Exercise materials>

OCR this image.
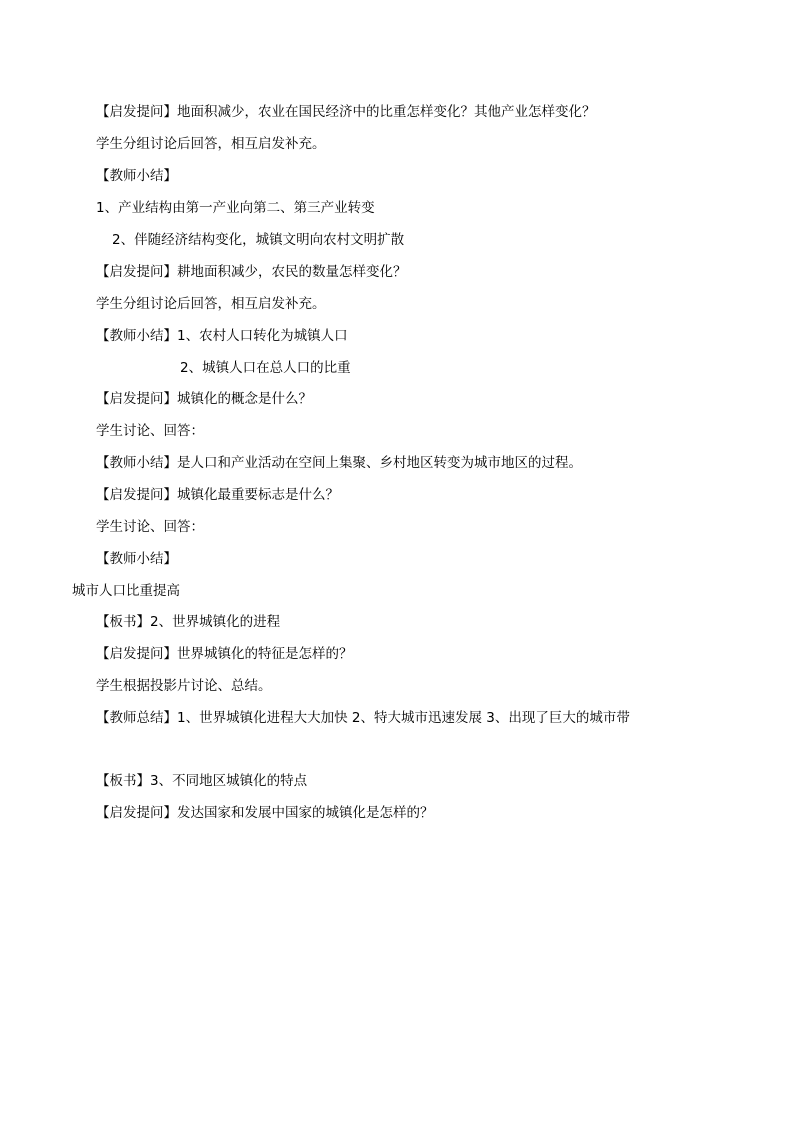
【启发提问】地面积减少，农业在国民经济中的比重怎样变化？其他产业怎样变化？
学生分组讨论后回答，相互启发补充。
【教师小结】
1、产业结构由第一产业向第二、第三产业转变
2、伴随经济结构变化，城镇文明向农村文明扩散
【启发提问】耕地面积减少，农民的数量怎样变化？
学生分组讨论后回答，相互启发补充。
【教师小结】1、农村人口转化为城镇人口
2、城镇人口在总人口的比重
【启发提问】城镇化的概念是什么？
学生讨论、回答：
【教师小结】是人口和产业活动在空间上集聚、乡村地区转变为城市地区的过程。
【启发提问】城镇化最重要标志是什么？
学生讨论、回答：
【教师小结】
城市人口比重提高
【板书】2、世界城镇化的进程
【启发提问】世界城镇化的特征是怎样的？
学生根据投影片讨论、总结。
【教师总结】1、世界城镇化进程大大加快 2、特大城市迅速发展 3、出现了巨大的城市带
【板书】3、不同地区城镇化的特点
【启发提问】发达国家和发展中国家的城镇化是怎样的？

Job>
Work out how many lines of the data hold the string "教师小结". Reply with that number alone.

Result>
4